- PROVIDED ENTRIES:

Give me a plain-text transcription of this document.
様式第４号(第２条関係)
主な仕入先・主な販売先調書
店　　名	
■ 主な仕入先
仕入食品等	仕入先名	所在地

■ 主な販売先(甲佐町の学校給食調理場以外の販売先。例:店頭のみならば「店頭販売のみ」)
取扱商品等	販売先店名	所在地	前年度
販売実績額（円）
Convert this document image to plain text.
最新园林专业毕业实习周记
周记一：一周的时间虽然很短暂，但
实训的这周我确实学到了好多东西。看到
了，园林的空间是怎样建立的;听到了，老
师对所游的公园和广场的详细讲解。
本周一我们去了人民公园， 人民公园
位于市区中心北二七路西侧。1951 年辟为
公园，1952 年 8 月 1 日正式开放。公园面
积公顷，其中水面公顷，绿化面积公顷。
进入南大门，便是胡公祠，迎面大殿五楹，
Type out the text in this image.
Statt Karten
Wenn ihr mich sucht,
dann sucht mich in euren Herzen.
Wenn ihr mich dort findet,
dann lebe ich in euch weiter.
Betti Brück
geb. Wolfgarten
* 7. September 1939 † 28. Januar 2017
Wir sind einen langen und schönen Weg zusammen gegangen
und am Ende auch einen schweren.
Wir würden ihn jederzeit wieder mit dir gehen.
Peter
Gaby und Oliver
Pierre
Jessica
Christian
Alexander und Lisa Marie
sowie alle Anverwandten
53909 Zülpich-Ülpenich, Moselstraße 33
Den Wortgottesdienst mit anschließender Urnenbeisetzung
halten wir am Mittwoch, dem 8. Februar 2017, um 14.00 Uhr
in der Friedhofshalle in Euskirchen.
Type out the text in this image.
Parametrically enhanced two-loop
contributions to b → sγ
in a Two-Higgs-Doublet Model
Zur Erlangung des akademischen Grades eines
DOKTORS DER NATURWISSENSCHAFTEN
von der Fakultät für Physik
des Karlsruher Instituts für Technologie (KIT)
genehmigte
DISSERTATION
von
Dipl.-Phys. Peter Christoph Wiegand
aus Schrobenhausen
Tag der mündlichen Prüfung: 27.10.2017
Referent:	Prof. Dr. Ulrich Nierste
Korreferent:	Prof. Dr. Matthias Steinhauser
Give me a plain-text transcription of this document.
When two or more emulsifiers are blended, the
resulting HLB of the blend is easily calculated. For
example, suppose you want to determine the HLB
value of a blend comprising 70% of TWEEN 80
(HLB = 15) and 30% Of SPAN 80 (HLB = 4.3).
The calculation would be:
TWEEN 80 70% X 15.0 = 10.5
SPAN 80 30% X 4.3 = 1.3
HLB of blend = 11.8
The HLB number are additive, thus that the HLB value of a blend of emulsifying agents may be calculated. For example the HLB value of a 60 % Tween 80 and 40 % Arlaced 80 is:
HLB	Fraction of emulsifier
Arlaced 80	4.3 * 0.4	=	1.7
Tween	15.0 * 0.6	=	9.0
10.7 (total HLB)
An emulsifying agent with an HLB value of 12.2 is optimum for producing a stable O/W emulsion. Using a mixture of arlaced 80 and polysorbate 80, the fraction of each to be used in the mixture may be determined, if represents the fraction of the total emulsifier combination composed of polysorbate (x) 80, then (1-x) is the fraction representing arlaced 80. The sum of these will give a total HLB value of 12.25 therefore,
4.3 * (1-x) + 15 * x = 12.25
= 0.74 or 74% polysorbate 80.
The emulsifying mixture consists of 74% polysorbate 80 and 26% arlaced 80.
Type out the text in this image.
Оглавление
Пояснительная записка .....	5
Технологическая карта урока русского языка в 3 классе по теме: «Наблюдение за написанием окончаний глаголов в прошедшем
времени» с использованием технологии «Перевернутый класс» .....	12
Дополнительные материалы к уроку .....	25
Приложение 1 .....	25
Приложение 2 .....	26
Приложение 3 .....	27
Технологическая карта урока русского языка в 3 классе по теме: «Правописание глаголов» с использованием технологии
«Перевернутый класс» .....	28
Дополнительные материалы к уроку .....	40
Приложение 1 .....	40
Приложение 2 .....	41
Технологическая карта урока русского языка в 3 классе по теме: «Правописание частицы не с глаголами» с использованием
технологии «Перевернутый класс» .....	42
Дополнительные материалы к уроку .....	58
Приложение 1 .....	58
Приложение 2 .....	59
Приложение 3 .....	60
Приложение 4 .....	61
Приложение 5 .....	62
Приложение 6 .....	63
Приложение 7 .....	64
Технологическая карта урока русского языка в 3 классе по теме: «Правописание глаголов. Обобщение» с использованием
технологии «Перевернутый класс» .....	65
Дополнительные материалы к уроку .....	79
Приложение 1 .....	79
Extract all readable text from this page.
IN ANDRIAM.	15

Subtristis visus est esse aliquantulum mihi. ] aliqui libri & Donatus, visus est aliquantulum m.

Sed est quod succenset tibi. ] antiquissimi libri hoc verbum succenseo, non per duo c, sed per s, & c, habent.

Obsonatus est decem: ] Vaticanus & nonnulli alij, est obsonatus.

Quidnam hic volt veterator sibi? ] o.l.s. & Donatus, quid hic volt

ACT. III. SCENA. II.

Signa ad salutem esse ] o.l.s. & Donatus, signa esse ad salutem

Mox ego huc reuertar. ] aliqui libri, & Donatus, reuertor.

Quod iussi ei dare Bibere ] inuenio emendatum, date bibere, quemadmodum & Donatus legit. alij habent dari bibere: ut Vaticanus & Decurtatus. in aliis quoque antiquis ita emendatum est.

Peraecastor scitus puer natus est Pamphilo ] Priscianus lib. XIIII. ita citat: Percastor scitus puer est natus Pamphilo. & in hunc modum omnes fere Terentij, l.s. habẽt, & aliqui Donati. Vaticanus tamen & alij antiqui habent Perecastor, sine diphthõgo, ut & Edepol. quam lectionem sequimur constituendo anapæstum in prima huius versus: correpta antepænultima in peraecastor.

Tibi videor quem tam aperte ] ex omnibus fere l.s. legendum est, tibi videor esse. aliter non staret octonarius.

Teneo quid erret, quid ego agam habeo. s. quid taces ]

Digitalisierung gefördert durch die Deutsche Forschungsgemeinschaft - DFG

- WRITTEN EXERCISE: Every line of the data above should be reproduced word for word.

- OUTPUT FOR THIS TASK:
Give me a plain-text transcription of this document.
様式第４号(第２条関係)
主な仕入先・主な販売先調書
店　　名	
■ 主な仕入先
仕入食品等	仕入先名	所在地

■ 主な販売先(甲佐町の学校給食調理場以外の販売先。例:店頭のみならば「店頭販売のみ」)
取扱商品等	販売先店名	所在地	前年度
販売実績額（円）
Convert this document image to plain text.
最新园林专业毕业实习周记
周记一：一周的时间虽然很短暂，但
实训的这周我确实学到了好多东西。看到
了，园林的空间是怎样建立的;听到了，老
师对所游的公园和广场的详细讲解。
本周一我们去了人民公园， 人民公园
位于市区中心北二七路西侧。1951 年辟为
公园，1952 年 8 月 1 日正式开放。公园面
积公顷，其中水面公顷，绿化面积公顷。
进入南大门，便是胡公祠，迎面大殿五楹，
Type out the text in this image.
Statt Karten
Wenn ihr mich sucht,
dann sucht mich in euren Herzen.
Wenn ihr mich dort findet,
dann lebe ich in euch weiter.
Betti Brück
geb. Wolfgarten
* 7. September 1939 † 28. Januar 2017
Wir sind einen langen und schönen Weg zusammen gegangen
und am Ende auch einen schweren.
Wir würden ihn jederzeit wieder mit dir gehen.
Peter
Gaby und Oliver
Pierre
Jessica
Christian
Alexander und Lisa Marie
sowie alle Anverwandten
53909 Zülpich-Ülpenich, Moselstraße 33
Den Wortgottesdienst mit anschließender Urnenbeisetzung
halten wir am Mittwoch, dem 8. Februar 2017, um 14.00 Uhr
in der Friedhofshalle in Euskirchen.
Type out the text in this image.
Parametrically enhanced two-loop
contributions to b → sγ
in a Two-Higgs-Doublet Model
Zur Erlangung des akademischen Grades eines
DOKTORS DER NATURWISSENSCHAFTEN
von der Fakultät für Physik
des Karlsruher Instituts für Technologie (KIT)
genehmigte
DISSERTATION
von
Dipl.-Phys. Peter Christoph Wiegand
aus Schrobenhausen
Tag der mündlichen Prüfung: 27.10.2017
Referent:	Prof. Dr. Ulrich Nierste
Korreferent:	Prof. Dr. Matthias Steinhauser
Give me a plain-text transcription of this document.
When two or more emulsifiers are blended, the
resulting HLB of the blend is easily calculated. For
example, suppose you want to determine the HLB
value of a blend comprising 70% of TWEEN 80
(HLB = 15) and 30% Of SPAN 80 (HLB = 4.3).
The calculation would be:
TWEEN 80 70% X 15.0 = 10.5
SPAN 80 30% X 4.3 = 1.3
HLB of blend = 11.8
The HLB number are additive, thus that the HLB value of a blend of emulsifying agents may be calculated. For example the HLB value of a 60 % Tween 80 and 40 % Arlaced 80 is:
HLB	Fraction of emulsifier
Arlaced 80	4.3 * 0.4	=	1.7
Tween	15.0 * 0.6	=	9.0
10.7 (total HLB)
An emulsifying agent with an HLB value of 12.2 is optimum for producing a stable O/W emulsion. Using a mixture of arlaced 80 and polysorbate 80, the fraction of each to be used in the mixture may be determined, if represents the fraction of the total emulsifier combination composed of polysorbate (x) 80, then (1-x) is the fraction representing arlaced 80. The sum of these will give a total HLB value of 12.25 therefore,
4.3 * (1-x) + 15 * x = 12.25
= 0.74 or 74% polysorbate 80.
The emulsifying mixture consists of 74% polysorbate 80 and 26% arlaced 80.
Type out the text in this image.
Оглавление
Пояснительная записка .....	5
Технологическая карта урока русского языка в 3 классе по теме: «Наблюдение за написанием окончаний глаголов в прошедшем
времени» с использованием технологии «Перевернутый класс» .....	12
Дополнительные материалы к уроку .....	25
Приложение 1 .....	25
Приложение 2 .....	26
Приложение 3 .....	27
Технологическая карта урока русского языка в 3 классе по теме: «Правописание глаголов» с использованием технологии
«Перевернутый класс» .....	28
Дополнительные материалы к уроку .....	40
Приложение 1 .....	40
Приложение 2 .....	41
Технологическая карта урока русского языка в 3 классе по теме: «Правописание частицы не с глаголами» с использованием
технологии «Перевернутый класс» .....	42
Дополнительные материалы к уроку .....	58
Приложение 1 .....	58
Приложение 2 .....	59
Приложение 3 .....	60
Приложение 4 .....	61
Приложение 5 .....	62
Приложение 6 .....	63
Приложение 7 .....	64
Технологическая карта урока русского языка в 3 классе по теме: «Правописание глаголов. Обобщение» с использованием
технологии «Перевернутый класс» .....	65
Дополнительные материалы к уроку .....	79
Приложение 1 .....	79
Extract all readable text from this page.
IN ANDRIAM.	15

Subtristis visus est esse aliquantulum mihi. ] aliqui libri & Donatus, visus est aliquantulum m.

Sed est quod succenset tibi. ] antiquissimi libri hoc verbum succenseo, non per duo c, sed per s, & c, habent.

Obsonatus est decem: ] Vaticanus & nonnulli alij, est obsonatus.

Quidnam hic volt veterator sibi? ] o.l.s. & Donatus, quid hic volt

ACT. III. SCENA. II.

Signa ad salutem esse ] o.l.s. & Donatus, signa esse ad salutem

Mox ego huc reuertar. ] aliqui libri, & Donatus, reuertor.

Quod iussi ei dare Bibere ] inuenio emendatum, date bibere, quemadmodum & Donatus legit. alij habent dari bibere: ut Vaticanus & Decurtatus. in aliis quoque antiquis ita emendatum est.

Peraecastor scitus puer natus est Pamphilo ] Priscianus lib. XIIII. ita citat: Percastor scitus puer est natus Pamphilo. & in hunc modum omnes fere Terentij, l.s. habẽt, & aliqui Donati. Vaticanus tamen & alij antiqui habent Perecastor, sine diphthõgo, ut & Edepol. quam lectionem sequimur constituendo anapæstum in prima huius versus: correpta antepænultima in peraecastor.

Tibi videor quem tam aperte ] ex omnibus fere l.s. legendum est, tibi videor esse. aliter non staret octonarius.

Teneo quid erret, quid ego agam habeo. s. quid taces ]

Digitalisierung gefördert durch die Deutsche Forschungsgemeinschaft - DFG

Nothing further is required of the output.